SUPPLIED RECORDS:
(begin)

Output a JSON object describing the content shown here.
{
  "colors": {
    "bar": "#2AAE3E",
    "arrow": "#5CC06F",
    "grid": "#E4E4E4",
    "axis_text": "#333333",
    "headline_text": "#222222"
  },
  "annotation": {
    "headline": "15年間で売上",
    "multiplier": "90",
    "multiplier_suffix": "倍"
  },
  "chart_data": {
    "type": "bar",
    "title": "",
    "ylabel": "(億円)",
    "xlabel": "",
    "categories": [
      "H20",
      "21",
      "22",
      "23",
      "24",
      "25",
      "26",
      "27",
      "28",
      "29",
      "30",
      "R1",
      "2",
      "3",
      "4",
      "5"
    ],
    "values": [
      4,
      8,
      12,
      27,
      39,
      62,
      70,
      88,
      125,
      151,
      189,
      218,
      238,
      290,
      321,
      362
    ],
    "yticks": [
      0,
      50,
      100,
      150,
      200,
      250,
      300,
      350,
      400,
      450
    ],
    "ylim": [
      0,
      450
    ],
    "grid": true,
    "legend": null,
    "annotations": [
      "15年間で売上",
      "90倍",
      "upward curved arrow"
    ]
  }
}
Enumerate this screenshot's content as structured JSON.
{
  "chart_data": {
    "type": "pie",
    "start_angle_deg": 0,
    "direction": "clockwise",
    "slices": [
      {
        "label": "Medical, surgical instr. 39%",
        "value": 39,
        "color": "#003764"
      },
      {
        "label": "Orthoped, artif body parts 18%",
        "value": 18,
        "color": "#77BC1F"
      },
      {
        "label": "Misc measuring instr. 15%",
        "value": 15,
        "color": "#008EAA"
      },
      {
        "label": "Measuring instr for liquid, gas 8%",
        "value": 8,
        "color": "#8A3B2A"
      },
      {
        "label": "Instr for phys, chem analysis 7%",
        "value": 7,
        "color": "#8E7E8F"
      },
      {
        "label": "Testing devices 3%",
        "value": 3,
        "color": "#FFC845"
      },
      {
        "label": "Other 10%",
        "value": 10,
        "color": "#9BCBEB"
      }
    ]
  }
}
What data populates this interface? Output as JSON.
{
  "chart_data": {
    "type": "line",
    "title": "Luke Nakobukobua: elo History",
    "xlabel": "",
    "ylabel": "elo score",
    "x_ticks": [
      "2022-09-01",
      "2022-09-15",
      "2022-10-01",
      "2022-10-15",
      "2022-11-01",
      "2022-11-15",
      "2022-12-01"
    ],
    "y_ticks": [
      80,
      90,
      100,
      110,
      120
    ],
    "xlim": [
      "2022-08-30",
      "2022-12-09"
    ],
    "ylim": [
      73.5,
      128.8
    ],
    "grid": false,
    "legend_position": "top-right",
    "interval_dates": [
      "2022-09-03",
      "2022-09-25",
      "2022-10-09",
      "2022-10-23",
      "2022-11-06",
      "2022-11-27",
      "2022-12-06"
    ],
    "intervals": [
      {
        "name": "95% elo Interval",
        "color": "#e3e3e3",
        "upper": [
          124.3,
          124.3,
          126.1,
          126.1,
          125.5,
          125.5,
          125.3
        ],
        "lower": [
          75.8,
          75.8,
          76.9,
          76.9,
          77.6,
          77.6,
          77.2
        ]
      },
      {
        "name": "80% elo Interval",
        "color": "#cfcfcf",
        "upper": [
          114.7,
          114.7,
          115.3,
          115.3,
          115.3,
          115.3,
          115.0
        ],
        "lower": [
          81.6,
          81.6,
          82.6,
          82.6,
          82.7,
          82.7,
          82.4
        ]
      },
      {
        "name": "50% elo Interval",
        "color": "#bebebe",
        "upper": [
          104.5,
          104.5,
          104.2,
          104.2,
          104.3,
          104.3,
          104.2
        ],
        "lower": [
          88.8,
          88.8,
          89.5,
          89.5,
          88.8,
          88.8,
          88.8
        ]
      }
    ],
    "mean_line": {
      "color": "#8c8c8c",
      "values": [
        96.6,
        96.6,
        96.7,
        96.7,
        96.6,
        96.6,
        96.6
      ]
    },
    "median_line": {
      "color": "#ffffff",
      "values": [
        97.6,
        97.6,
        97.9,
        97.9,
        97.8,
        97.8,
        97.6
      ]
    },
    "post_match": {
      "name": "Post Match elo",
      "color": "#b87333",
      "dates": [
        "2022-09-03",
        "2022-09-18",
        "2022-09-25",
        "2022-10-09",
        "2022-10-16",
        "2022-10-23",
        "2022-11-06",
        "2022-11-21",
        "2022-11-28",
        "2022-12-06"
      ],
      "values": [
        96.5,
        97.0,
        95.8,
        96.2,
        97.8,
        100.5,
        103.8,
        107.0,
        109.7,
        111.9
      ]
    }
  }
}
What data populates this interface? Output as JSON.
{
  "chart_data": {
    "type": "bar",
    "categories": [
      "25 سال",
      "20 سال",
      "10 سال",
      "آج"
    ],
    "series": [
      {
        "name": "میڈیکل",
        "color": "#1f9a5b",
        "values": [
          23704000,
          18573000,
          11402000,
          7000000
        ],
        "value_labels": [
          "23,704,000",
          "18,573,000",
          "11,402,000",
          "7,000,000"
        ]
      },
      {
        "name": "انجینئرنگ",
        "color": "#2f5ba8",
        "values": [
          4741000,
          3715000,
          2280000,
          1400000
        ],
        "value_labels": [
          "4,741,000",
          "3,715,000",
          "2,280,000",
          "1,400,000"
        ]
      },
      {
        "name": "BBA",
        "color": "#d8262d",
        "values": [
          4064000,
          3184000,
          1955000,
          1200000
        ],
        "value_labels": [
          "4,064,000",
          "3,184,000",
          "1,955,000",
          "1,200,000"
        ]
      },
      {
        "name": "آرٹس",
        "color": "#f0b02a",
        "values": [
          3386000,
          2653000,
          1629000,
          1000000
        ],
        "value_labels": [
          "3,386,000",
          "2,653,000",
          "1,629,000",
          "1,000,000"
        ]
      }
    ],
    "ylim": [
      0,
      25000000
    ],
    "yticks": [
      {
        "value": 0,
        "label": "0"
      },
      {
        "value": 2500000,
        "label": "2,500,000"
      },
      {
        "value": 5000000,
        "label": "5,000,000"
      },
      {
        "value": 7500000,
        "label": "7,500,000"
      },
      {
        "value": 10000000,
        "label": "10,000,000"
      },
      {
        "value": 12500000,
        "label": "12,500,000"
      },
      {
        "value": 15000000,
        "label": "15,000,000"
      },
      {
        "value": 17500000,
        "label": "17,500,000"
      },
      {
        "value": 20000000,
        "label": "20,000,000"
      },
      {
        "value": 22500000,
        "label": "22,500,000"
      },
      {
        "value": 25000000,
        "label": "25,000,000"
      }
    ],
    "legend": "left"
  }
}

(end)

DO THIS:
Without leaving anything out, give the entries again exactly.

EXERCISE SOLUTION:
Output a JSON object describing the content shown here.
{
  "colors": {
    "bar": "#2AAE3E",
    "arrow": "#5CC06F",
    "grid": "#E4E4E4",
    "axis_text": "#333333",
    "headline_text": "#222222"
  },
  "annotation": {
    "headline": "15年間で売上",
    "multiplier": "90",
    "multiplier_suffix": "倍"
  },
  "chart_data": {
    "type": "bar",
    "title": "",
    "ylabel": "(億円)",
    "xlabel": "",
    "categories": [
      "H20",
      "21",
      "22",
      "23",
      "24",
      "25",
      "26",
      "27",
      "28",
      "29",
      "30",
      "R1",
      "2",
      "3",
      "4",
      "5"
    ],
    "values": [
      4,
      8,
      12,
      27,
      39,
      62,
      70,
      88,
      125,
      151,
      189,
      218,
      238,
      290,
      321,
      362
    ],
    "yticks": [
      0,
      50,
      100,
      150,
      200,
      250,
      300,
      350,
      400,
      450
    ],
    "ylim": [
      0,
      450
    ],
    "grid": true,
    "legend": null,
    "annotations": [
      "15年間で売上",
      "90倍",
      "upward curved arrow"
    ]
  }
}
Enumerate this screenshot's content as structured JSON.
{
  "chart_data": {
    "type": "pie",
    "start_angle_deg": 0,
    "direction": "clockwise",
    "slices": [
      {
        "label": "Medical, surgical instr. 39%",
        "value": 39,
        "color": "#003764"
      },
      {
        "label": "Orthoped, artif body parts 18%",
        "value": 18,
        "color": "#77BC1F"
      },
      {
        "label": "Misc measuring instr. 15%",
        "value": 15,
        "color": "#008EAA"
      },
      {
        "label": "Measuring instr for liquid, gas 8%",
        "value": 8,
        "color": "#8A3B2A"
      },
      {
        "label": "Instr for phys, chem analysis 7%",
        "value": 7,
        "color": "#8E7E8F"
      },
      {
        "label": "Testing devices 3%",
        "value": 3,
        "color": "#FFC845"
      },
      {
        "label": "Other 10%",
        "value": 10,
        "color": "#9BCBEB"
      }
    ]
  }
}
What data populates this interface? Output as JSON.
{
  "chart_data": {
    "type": "line",
    "title": "Luke Nakobukobua: elo History",
    "xlabel": "",
    "ylabel": "elo score",
    "x_ticks": [
      "2022-09-01",
      "2022-09-15",
      "2022-10-01",
      "2022-10-15",
      "2022-11-01",
      "2022-11-15",
      "2022-12-01"
    ],
    "y_ticks": [
      80,
      90,
      100,
      110,
      120
    ],
    "xlim": [
      "2022-08-30",
      "2022-12-09"
    ],
    "ylim": [
      73.5,
      128.8
    ],
    "grid": false,
    "legend_position": "top-right",
    "interval_dates": [
      "2022-09-03",
      "2022-09-25",
      "2022-10-09",
      "2022-10-23",
      "2022-11-06",
      "2022-11-27",
      "2022-12-06"
    ],
    "intervals": [
      {
        "name": "95% elo Interval",
        "color": "#e3e3e3",
        "upper": [
          124.3,
          124.3,
          126.1,
          126.1,
          125.5,
          125.5,
          125.3
        ],
        "lower": [
          75.8,
          75.8,
          76.9,
          76.9,
          77.6,
          77.6,
          77.2
        ]
      },
      {
        "name": "80% elo Interval",
        "color": "#cfcfcf",
        "upper": [
          114.7,
          114.7,
          115.3,
          115.3,
          115.3,
          115.3,
          115.0
        ],
        "lower": [
          81.6,
          81.6,
          82.6,
          82.6,
          82.7,
          82.7,
          82.4
        ]
      },
      {
        "name": "50% elo Interval",
        "color": "#bebebe",
        "upper": [
          104.5,
          104.5,
          104.2,
          104.2,
          104.3,
          104.3,
          104.2
        ],
        "lower": [
          88.8,
          88.8,
          89.5,
          89.5,
          88.8,
          88.8,
          88.8
        ]
      }
    ],
    "mean_line": {
      "color": "#8c8c8c",
      "values": [
        96.6,
        96.6,
        96.7,
        96.7,
        96.6,
        96.6,
        96.6
      ]
    },
    "median_line": {
      "color": "#ffffff",
      "values": [
        97.6,
        97.6,
        97.9,
        97.9,
        97.8,
        97.8,
        97.6
      ]
    },
    "post_match": {
      "name": "Post Match elo",
      "color": "#b87333",
      "dates": [
        "2022-09-03",
        "2022-09-18",
        "2022-09-25",
        "2022-10-09",
        "2022-10-16",
        "2022-10-23",
        "2022-11-06",
        "2022-11-21",
        "2022-11-28",
        "2022-12-06"
      ],
      "values": [
        96.5,
        97.0,
        95.8,
        96.2,
        97.8,
        100.5,
        103.8,
        107.0,
        109.7,
        111.9
      ]
    }
  }
}
What data populates this interface? Output as JSON.
{
  "chart_data": {
    "type": "bar",
    "categories": [
      "25 سال",
      "20 سال",
      "10 سال",
      "آج"
    ],
    "series": [
      {
        "name": "میڈیکل",
        "color": "#1f9a5b",
        "values": [
          23704000,
          18573000,
          11402000,
          7000000
        ],
        "value_labels": [
          "23,704,000",
          "18,573,000",
          "11,402,000",
          "7,000,000"
        ]
      },
      {
        "name": "انجینئرنگ",
        "color": "#2f5ba8",
        "values": [
          4741000,
          3715000,
          2280000,
          1400000
        ],
        "value_labels": [
          "4,741,000",
          "3,715,000",
          "2,280,000",
          "1,400,000"
        ]
      },
      {
        "name": "BBA",
        "color": "#d8262d",
        "values": [
          4064000,
          3184000,
          1955000,
          1200000
        ],
        "value_labels": [
          "4,064,000",
          "3,184,000",
          "1,955,000",
          "1,200,000"
        ]
      },
      {
        "name": "آرٹس",
        "color": "#f0b02a",
        "values": [
          3386000,
          2653000,
          1629000,
          1000000
        ],
        "value_labels": [
          "3,386,000",
          "2,653,000",
          "1,629,000",
          "1,000,000"
        ]
      }
    ],
    "ylim": [
      0,
      25000000
    ],
    "yticks": [
      {
        "value": 0,
        "label": "0"
      },
      {
        "value": 2500000,
        "label": "2,500,000"
      },
      {
        "value": 5000000,
        "label": "5,000,000"
      },
      {
        "value": 7500000,
        "label": "7,500,000"
      },
      {
        "value": 10000000,
        "label": "10,000,000"
      },
      {
        "value": 12500000,
        "label": "12,500,000"
      },
      {
        "value": 15000000,
        "label": "15,000,000"
      },
      {
        "value": 17500000,
        "label": "17,500,000"
      },
      {
        "value": 20000000,
        "label": "20,000,000"
      },
      {
        "value": 22500000,
        "label": "22,500,000"
      },
      {
        "value": 25000000,
        "label": "25,000,000"
      }
    ],
    "legend": "left"
  }
}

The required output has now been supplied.